Instrucción escrita 1:
Repite, sin cambiar nada, el pasaje del texto sobre el México de fines del siglo XIX que empieza en "Hacia fines del" y termina en "a la nación.".

Fragmento de texto:
↓
NUESTRO HISTORIADOR DECIMONÓNICO MIGUEL LARA SALAZAR HA RESCATADO APUNTES QUE TRAZAN LOS INICIOS DE LA HISTORIA DEL AUTOMÓVIL EN MÉXICO, CON SUS CONSECUENTES RAMIFICACIONES DEPORTIVAS, COMO IREMOS ANALIZANDO DESDE ESTE NÚMERO Y DURANTE LOS PRÓXIMOS MESES

Hacia fines del siglo XIX y antes de la revolución de 1910, México daba la apariencia de caminar con paso seguro hacia la prosperidad y el progreso. Las ciudades principales del país “se ponían a tono” con los tiempos nuevos. Regiones enteras, que antes habían estado aisladas y alejadas de los centros productivos se incorporaban, sobre rieles de ferrocarril, a la “civilización”. Se percibía un ánimo de optimismo por el futuro, pues por primera vez en la historia, las asonadas y golpes militares habían quedado en el olvido. En el plano internacional se gozaba de una magnífica imagen y crédito financiero, gracias al buen estado de la hacienda pública. En apariencia un porvenir grande le esperaba a la nación.
↑
Registros dados:
↓
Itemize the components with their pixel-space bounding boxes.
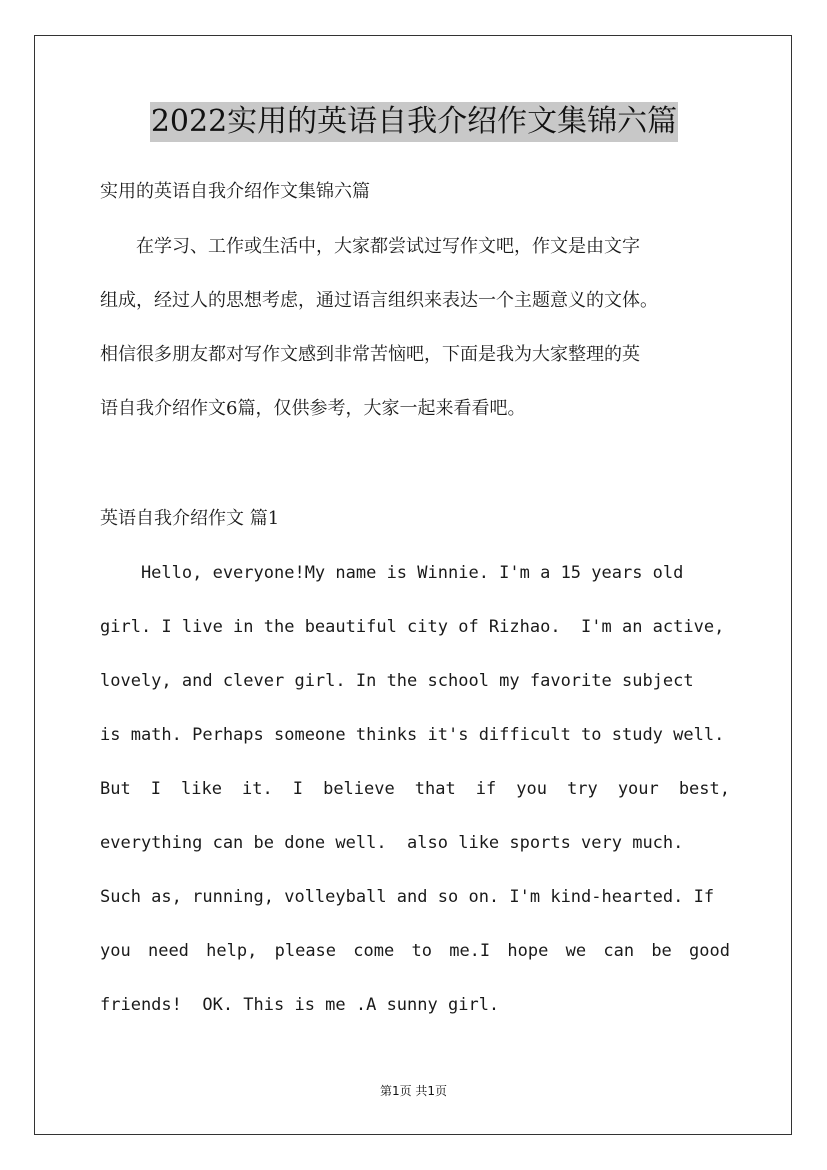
intro-line: 在学习、工作或生活中，大家都尝试过写作文吧，作文是由文字 — [100, 236, 640, 257]
section-heading: 英语自我介绍作文 篇1 — [100, 508, 280, 529]
intro-line: 组成，经过人的思想考虑，通过语言组织来表达一个主题意义的文体。 — [100, 290, 658, 311]
essay-line: But I like it. I believe that if you try your best, — [100, 779, 730, 799]
essay-line: lovely, and clever girl. In the school my favorite subject — [100, 671, 694, 691]
document-title: 2022实用的英语自我介绍作文集锦六篇 — [150, 102, 678, 142]
essay-line: girl. I live in the beautiful city of Rizhao. I'm an active, — [100, 617, 725, 637]
document-subtitle: 实用的英语自我介绍作文集锦六篇 — [100, 181, 370, 202]
essay-line: everything can be done well. also like sports very much. — [100, 833, 684, 853]
intro-line: 语自我介绍作文6篇，仅供参考，大家一起来看看吧。 — [100, 398, 526, 419]
essay-line: is math. Perhaps someone thinks it's difficult to study well. — [100, 725, 725, 745]
essay-line: you need help, please come to me.I hope we can be good — [100, 941, 730, 961]
essay-line: friends! OK. This is me .A sunny girl. — [100, 995, 500, 1015]
intro-line: 相信很多朋友都对写作文感到非常苦恼吧，下面是我为大家整理的英 — [100, 344, 640, 365]
essay-line: Such as, running, volleyball and so on. I'm kind-hearted. If — [100, 887, 715, 907]
essay-line: Hello, everyone!My name is Winnie. I'm a 15 years old — [100, 563, 684, 583]
page-footer: 第1页 共1页 — [379, 1084, 448, 1098]
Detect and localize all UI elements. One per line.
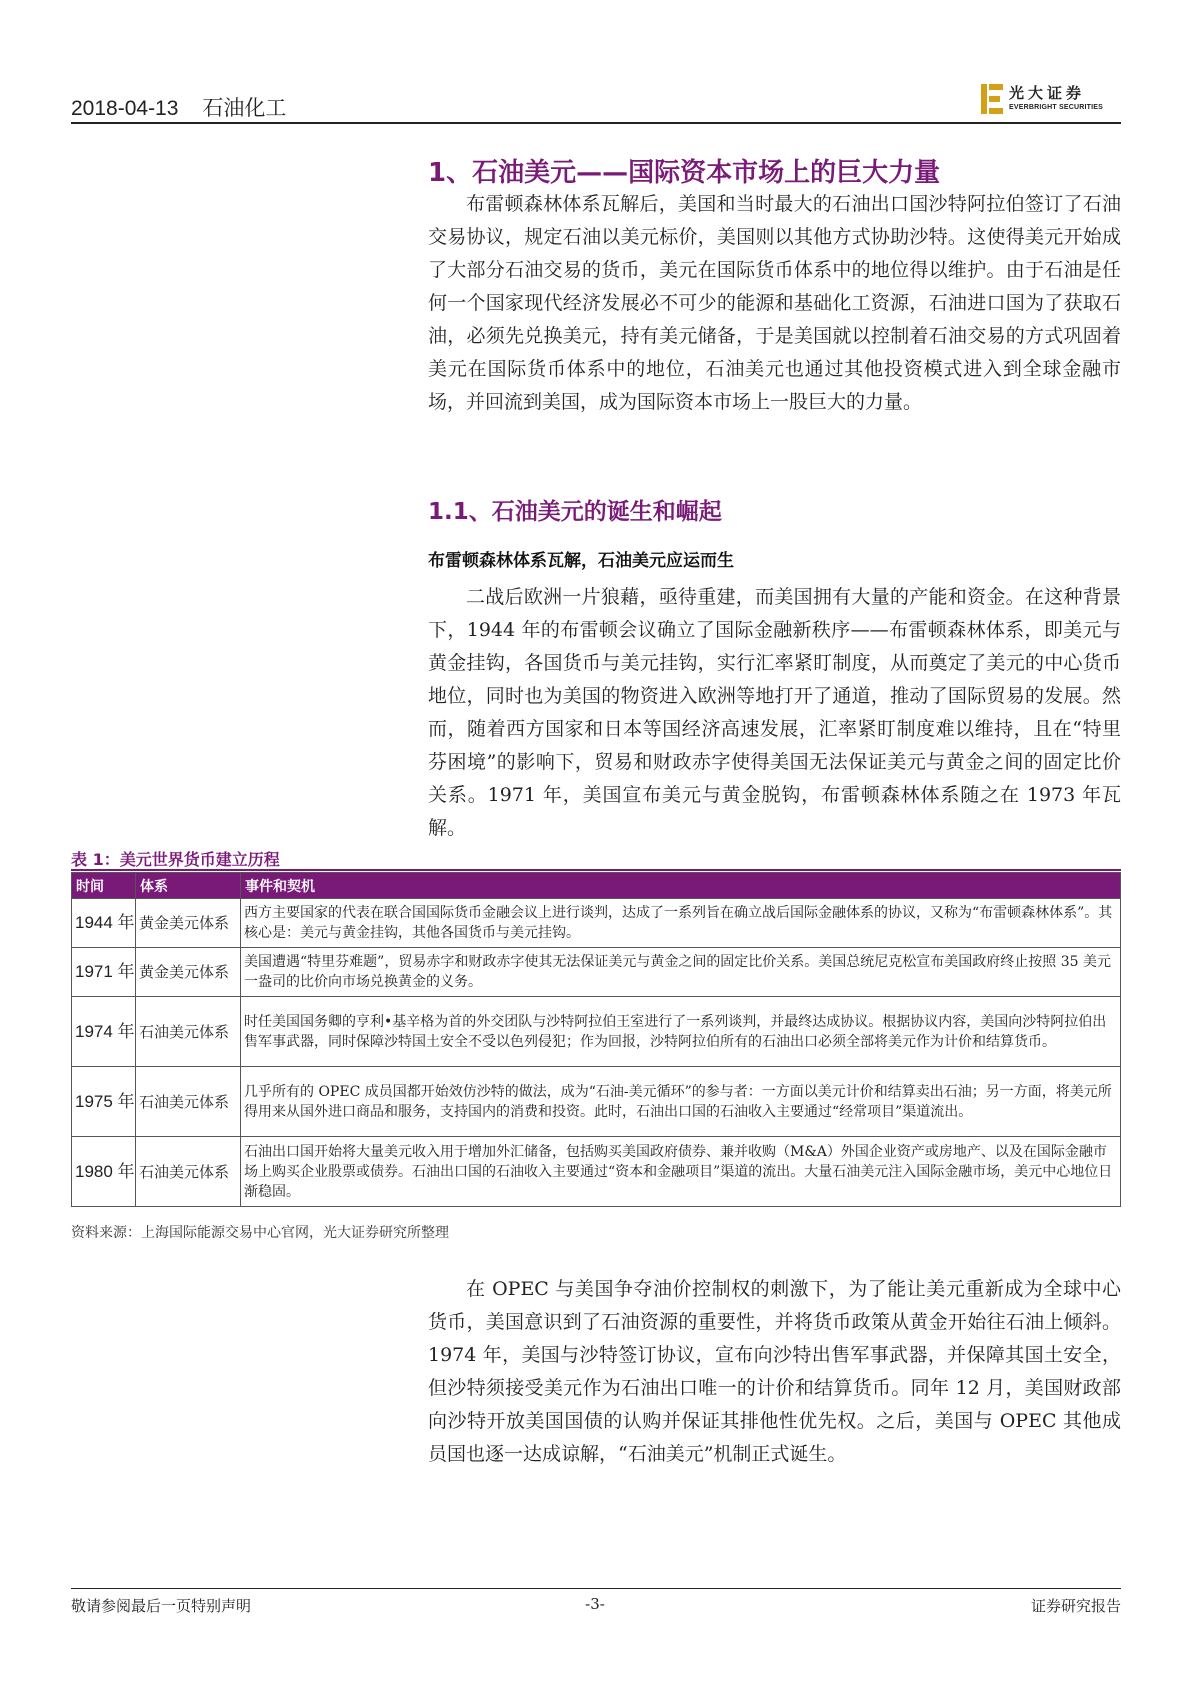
closing-paragraph: 在 OPEC 与美国争夺油价控制权的刺激下，为了能让美元重新成为全球中心货币，美国意识到了石油资源的重要性，并将货币政策从黄金开始往石油上倾斜。1974 年，美国与沙特签订协议，宣布向沙特出售军事武器，并保障其国土安全，但沙特须接受美元作为石油出口唯一的计价和结算货币。同年 12 月，美国财政部向沙特开放美国国债的认购并保证其排他性优先权。之后，美国与 OPEC 其他成员国也逐一达成谅解，“石油美元”机制正式诞生。 [428,1278,1121,1465]
logo-chinese-name: 光大证券 [1009,84,1086,102]
row-event: 西方主要国家的代表在联合国国际货币金融会议上进行谈判，达成了一系列旨在确立战后国际金融体系的协议，又称为“布雷顿森林体系”。其核心是：美元与黄金挂钩，其他各国货币与美元挂钩。 [241,899,1121,948]
section-1-1-paragraph: 二战后欧洲一片狼藉，亟待重建，而美国拥有大量的产能和资金。在这种背景下，1944 年的布雷顿会议确立了国际金融新秩序——布雷顿森林体系，即美元与黄金挂钩，各国货币与美元挂钩，实行汇率紧盯制度，从而奠定了美元的中心货币地位，同时也为美国的物资进入欧洲等地打开了通道，推动了国际贸易的发展。然而，随着西方国家和日本等国经济高速发展，汇率紧盯制度难以维持，且在“特里芬困境”的影响下，贸易和财政赤字使得美国无法保证美元与黄金之间的固定比价关系。1971 年，美国宣布美元与黄金脱钩，布雷顿森林体系随之在 1973 年瓦解。 [428,586,1121,839]
row-event: 时任美国国务卿的亨利•基辛格为首的外交团队与沙特阿拉伯王室进行了一系列谈判，并最终达成协议。根据协议内容，美国向沙特阿拉伯出售军事武器，同时保障沙特国土安全不受以色列侵犯；作为回报，沙特阿拉伯所有的石油出口必须全部将美元作为计价和结算货币。 [241,997,1121,1067]
row-event: 石油出口国开始将大量美元收入用于增加外汇储备，包括购买美国政府债券、兼并收购（M&A）外国企业资产或房地产、以及在国际金融市场上购买企业股票或债券。石油出口国的石油收入主要通过“资本和金融项目”渠道的流出。大量石油美元注入国际金融市场，美元中心地位日渐稳固。 [241,1137,1121,1207]
row-system: 石油美元体系 [136,1137,241,1207]
row-year: 1944 年 [72,899,136,948]
everbright-logo-icon [981,84,1003,114]
column-header-system: 体系 [136,873,241,899]
page-header [71,82,1121,122]
row-year: 1974 年 [72,997,136,1067]
column-header-event: 事件和契机 [241,873,1121,899]
row-event: 美国遭遇“特里芬难题”，贸易赤字和财政赤字使其无法保证美元与黄金之间的固定比价关系。美国总统尼克松宣布美国政府终止按照 35 美元一盎司的比价向市场兑换黄金的义务。 [241,948,1121,997]
report-date: 2018-04-13 [71,97,179,120]
table-source-note: 资料来源：上海国际能源交易中心官网，光大证券研究所整理 [71,1225,449,1241]
row-year: 1975 年 [72,1067,136,1137]
table-row [72,997,1121,1067]
footer-divider [71,1588,1121,1589]
section-heading-1: 1、石油美元——国际资本市场上的巨大力量 [428,158,941,188]
header-divider [71,122,1121,124]
footer-disclaimer-note: 敬请参阅最后一页特别声明 [71,1597,252,1615]
dollar-history-table [71,872,1121,1207]
row-system: 石油美元体系 [136,997,241,1067]
table-row [72,1137,1121,1207]
row-year: 1980 年 [72,1137,136,1207]
table-header-row [72,873,1121,899]
row-event: 几乎所有的 OPEC 成员国都开始效仿沙特的做法，成为“石油-美元循环”的参与者：一方面以美元计价和结算卖出石油；另一方面，将美元所得用来从国外进口商品和服务，支持国内的消费和投资。此时，石油出口国的石油收入主要通过“经常项目”渠道流出。 [241,1067,1121,1137]
table-row [72,899,1121,948]
subsection-heading: 布雷顿森林体系瓦解，石油美元应运而生 [428,551,734,571]
row-system: 黄金美元体系 [136,899,241,948]
report-category: 石油化工 [202,97,287,120]
section-1-paragraph: 布雷顿森林体系瓦解后，美国和当时最大的石油出口国沙特阿拉伯签订了石油交易协议，规定石油以美元标价，美国则以其他方式协助沙特。这使得美元开始成了大部分石油交易的货币，美元在国际货币体系中的地位得以维护。由于石油是任何一个国家现代经济发展必不可少的能源和基础化工资源，石油进口国为了获取石油，必须先兑换美元，持有美元储备，于是美国就以控制着石油交易的方式巩固着美元在国际货币体系中的地位，石油美元也通过其他投资模式进入到全球金融市场，并回流到美国，成为国际资本市场上一股巨大的力量。 [428,193,1121,413]
logo-english-name: EVERBRIGHT SECURITIES [1009,104,1104,111]
company-logo [981,82,1121,118]
row-system: 石油美元体系 [136,1067,241,1137]
table-row [72,1067,1121,1137]
column-header-time: 时间 [72,873,136,899]
table-title-divider [71,869,1121,871]
table-title: 表 1：美元世界货币建立历程 [71,850,280,869]
footer-report-type: 证券研究报告 [1030,1597,1121,1615]
row-year: 1971 年 [72,948,136,997]
section-heading-1-1: 1.1、石油美元的诞生和崛起 [428,499,722,525]
row-system: 黄金美元体系 [136,948,241,997]
page-number: -3- [585,1595,605,1613]
table-row [72,948,1121,997]
header-meta [71,92,286,122]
↑
Instrucción escrita 2:
Reproduce sin alteraciones solo las líneas de los registros que van desde la que contiene "intro-line: 在学习、工作或生活中，大家都尝试过写作文吧，作文是由文字 —" hasta la que contiene "Detect and localize", ambas incluidas.

Respuesta final 1:
Hacia fines del siglo XIX y antes de la revolución de 1910, México daba la apariencia de caminar con paso seguro hacia la prosperidad y el progreso. Las ciudades principales del país “se ponían a tono” con los tiempos nuevos. Regiones enteras, que antes habían estado aisladas y alejadas de los centros productivos se incorporaban, sobre rieles de ferrocarril, a la “civilización”. Se percibía un ánimo de optimismo por el futuro, pues por primera vez en la historia, las asonadas y golpes militares habían quedado en el olvido. En el plano internacional se gozaba de una magnífica imagen y crédito financiero, gracias al buen estado de la hacienda pública. En apariencia un porvenir grande le esperaba a la nación.

Respuesta final 2:
intro-line: 在学习、工作或生活中，大家都尝试过写作文吧，作文是由文字 — [100, 236, 640, 257]
section-heading: 英语自我介绍作文 篇1 — [100, 508, 280, 529]
intro-line: 组成，经过人的思想考虑，通过语言组织来表达一个主题意义的文体。 — [100, 290, 658, 311]
essay-line: But I like it. I believe that if you try your best, — [100, 779, 730, 799]
essay-line: lovely, and clever girl. In the school my favorite subject — [100, 671, 694, 691]
document-title: 2022实用的英语自我介绍作文集锦六篇 — [150, 102, 678, 142]
essay-line: girl. I live in the beautiful city of Rizhao. I'm an active, — [100, 617, 725, 637]
document-subtitle: 实用的英语自我介绍作文集锦六篇 — [100, 181, 370, 202]
essay-line: everything can be done well. also like sports very much. — [100, 833, 684, 853]
intro-line: 语自我介绍作文6篇，仅供参考，大家一起来看看吧。 — [100, 398, 526, 419]
essay-line: is math. Perhaps someone thinks it's difficult to study well. — [100, 725, 725, 745]
essay-line: you need help, please come to me.I hope we can be good — [100, 941, 730, 961]
essay-line: friends! OK. This is me .A sunny girl. — [100, 995, 500, 1015]
intro-line: 相信很多朋友都对写作文感到非常苦恼吧，下面是我为大家整理的英 — [100, 344, 640, 365]
essay-line: Such as, running, volleyball and so on. I'm kind-hearted. If — [100, 887, 715, 907]
essay-line: Hello, everyone!My name is Winnie. I'm a 15 years old — [100, 563, 684, 583]
page-footer: 第1页 共1页 — [379, 1084, 448, 1098]
Detect and localize all UI elements. One per line.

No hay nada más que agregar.